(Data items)

——

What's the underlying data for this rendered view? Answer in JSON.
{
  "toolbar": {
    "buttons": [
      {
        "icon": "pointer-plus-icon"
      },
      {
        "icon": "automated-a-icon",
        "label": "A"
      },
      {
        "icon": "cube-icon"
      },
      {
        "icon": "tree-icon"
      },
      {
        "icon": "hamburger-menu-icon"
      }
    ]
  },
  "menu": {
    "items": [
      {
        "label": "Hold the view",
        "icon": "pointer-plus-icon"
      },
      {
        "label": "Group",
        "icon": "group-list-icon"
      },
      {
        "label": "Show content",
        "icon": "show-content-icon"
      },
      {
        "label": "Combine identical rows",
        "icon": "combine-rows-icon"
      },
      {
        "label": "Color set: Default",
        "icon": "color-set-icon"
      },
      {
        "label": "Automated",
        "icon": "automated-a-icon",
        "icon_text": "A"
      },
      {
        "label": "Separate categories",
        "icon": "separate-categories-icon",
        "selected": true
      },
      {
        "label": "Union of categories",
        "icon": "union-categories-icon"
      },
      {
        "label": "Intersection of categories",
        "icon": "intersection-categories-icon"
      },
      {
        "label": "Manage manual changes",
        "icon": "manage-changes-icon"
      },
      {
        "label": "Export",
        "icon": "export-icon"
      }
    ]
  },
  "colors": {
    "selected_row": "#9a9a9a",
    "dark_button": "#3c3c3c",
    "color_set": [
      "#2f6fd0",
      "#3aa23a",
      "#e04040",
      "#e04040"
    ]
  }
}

——

EXERCISE :: Answer with one number: how many lines of the entries above include the word "rows".

WRITTEN RESPONSE :: 2